-- BEGIN SUPPLIED DATA --

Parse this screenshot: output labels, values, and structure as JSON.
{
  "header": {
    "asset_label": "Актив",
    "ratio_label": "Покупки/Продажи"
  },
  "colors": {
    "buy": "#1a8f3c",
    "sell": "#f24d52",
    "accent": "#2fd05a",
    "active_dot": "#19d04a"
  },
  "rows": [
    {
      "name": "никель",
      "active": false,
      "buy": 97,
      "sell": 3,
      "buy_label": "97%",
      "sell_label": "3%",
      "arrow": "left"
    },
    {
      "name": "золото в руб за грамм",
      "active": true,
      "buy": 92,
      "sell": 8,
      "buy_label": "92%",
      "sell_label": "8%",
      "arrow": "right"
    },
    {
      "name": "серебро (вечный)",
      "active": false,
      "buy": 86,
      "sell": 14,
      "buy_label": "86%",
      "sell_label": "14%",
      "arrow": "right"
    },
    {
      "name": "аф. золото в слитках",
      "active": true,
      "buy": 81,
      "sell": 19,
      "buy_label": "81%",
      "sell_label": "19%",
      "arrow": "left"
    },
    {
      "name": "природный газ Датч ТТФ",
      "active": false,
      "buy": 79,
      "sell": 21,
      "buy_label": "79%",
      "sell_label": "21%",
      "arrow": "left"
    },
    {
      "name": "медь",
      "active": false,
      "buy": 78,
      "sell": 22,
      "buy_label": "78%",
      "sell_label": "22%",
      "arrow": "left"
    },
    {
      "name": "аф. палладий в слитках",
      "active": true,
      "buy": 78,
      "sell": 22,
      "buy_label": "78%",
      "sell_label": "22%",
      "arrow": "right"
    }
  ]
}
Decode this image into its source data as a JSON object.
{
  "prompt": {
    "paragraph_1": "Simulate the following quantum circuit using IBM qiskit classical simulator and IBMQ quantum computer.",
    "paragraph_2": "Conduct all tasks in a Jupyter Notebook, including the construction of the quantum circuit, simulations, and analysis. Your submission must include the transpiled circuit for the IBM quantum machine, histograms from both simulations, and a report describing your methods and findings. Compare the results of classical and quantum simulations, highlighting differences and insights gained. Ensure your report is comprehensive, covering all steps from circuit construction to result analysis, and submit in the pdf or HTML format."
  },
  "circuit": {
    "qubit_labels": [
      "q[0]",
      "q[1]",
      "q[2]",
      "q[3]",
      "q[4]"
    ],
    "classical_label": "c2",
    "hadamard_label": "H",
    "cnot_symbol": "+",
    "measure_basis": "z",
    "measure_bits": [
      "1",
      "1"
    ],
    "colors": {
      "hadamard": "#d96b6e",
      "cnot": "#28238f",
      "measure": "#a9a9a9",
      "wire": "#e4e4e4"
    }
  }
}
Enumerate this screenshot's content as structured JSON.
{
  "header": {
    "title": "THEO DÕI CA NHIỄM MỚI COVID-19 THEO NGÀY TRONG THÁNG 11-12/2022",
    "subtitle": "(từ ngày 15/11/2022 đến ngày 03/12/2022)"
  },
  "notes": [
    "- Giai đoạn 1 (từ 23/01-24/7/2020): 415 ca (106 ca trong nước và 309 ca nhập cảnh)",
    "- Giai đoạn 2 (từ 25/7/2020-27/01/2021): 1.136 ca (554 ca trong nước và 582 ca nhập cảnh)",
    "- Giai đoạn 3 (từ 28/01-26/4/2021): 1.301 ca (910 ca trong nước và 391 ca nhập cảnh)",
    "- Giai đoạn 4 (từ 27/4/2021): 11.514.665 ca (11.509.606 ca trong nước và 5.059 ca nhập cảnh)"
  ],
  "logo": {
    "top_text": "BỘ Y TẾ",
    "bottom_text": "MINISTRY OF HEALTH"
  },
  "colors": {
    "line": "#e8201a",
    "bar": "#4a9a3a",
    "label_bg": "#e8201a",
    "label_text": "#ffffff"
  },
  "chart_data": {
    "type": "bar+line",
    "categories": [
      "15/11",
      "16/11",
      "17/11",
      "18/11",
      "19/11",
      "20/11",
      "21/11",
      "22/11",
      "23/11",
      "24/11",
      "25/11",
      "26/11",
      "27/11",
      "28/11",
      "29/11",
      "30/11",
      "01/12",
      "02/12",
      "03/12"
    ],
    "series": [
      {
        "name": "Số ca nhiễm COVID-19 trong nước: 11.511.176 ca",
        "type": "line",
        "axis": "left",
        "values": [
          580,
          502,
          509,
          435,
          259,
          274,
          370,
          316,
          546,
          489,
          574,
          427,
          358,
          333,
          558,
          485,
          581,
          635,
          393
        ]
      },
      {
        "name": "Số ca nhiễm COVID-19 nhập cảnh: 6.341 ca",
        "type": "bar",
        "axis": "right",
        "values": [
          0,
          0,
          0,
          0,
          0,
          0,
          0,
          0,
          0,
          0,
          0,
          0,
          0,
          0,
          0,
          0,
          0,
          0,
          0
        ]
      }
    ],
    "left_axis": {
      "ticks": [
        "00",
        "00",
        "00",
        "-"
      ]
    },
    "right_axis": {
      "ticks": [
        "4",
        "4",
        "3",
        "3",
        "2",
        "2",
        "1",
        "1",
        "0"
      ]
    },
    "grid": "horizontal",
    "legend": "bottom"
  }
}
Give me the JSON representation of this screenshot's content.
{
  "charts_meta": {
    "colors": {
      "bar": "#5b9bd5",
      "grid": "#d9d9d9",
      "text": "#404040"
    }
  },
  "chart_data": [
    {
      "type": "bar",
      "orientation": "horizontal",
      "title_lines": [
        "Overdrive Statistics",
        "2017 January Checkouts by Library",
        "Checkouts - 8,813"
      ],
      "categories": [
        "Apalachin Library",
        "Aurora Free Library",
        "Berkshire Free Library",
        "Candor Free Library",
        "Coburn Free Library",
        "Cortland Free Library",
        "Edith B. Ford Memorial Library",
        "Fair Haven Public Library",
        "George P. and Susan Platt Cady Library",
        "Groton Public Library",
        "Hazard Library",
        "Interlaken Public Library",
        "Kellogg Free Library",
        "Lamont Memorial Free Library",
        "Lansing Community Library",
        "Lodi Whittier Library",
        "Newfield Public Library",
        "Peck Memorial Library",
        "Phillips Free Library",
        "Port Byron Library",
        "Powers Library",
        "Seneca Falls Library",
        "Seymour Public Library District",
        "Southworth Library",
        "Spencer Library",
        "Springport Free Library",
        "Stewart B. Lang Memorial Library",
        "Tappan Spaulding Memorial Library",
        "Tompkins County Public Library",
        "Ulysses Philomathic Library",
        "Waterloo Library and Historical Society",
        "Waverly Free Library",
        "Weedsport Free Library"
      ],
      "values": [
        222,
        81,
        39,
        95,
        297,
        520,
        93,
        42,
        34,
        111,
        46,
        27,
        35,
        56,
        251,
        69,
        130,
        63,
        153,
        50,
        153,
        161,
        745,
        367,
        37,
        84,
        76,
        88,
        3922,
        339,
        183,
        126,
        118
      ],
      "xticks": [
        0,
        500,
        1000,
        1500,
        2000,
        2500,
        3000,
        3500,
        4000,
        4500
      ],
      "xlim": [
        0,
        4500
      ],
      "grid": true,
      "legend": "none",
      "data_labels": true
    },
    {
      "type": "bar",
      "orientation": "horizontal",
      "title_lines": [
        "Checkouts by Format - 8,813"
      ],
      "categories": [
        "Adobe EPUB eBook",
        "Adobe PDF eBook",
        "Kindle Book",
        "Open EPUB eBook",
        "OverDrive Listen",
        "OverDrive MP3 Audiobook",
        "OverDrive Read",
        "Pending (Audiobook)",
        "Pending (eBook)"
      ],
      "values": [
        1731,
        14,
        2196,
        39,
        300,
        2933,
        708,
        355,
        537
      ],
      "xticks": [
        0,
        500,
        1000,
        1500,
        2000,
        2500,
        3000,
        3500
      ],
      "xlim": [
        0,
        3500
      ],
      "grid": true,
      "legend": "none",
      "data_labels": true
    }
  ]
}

-- END SUPPLIED DATA --

TASK BRIEF ▸ Read through the entries and copy each line in which "quantum" appears.

COMPLETE RESPONSE ▸
    "paragraph_1": "Simulate the following quantum circuit using IBM qiskit classical simulator and IBMQ quantum computer.",
    "paragraph_2": "Conduct all tasks in a Jupyter Notebook, including the construction of the quantum circuit, simulations, and analysis. Your submission must include the transpiled circuit for the IBM quantum machine, histograms from both simulations, and a report describing your methods and findings. Compare the results of classical and quantum simulations, highlighting differences and insights gained. Ensure your report is comprehensive, covering all steps from circuit construction to result analysis, and submit in the pdf or HTML format."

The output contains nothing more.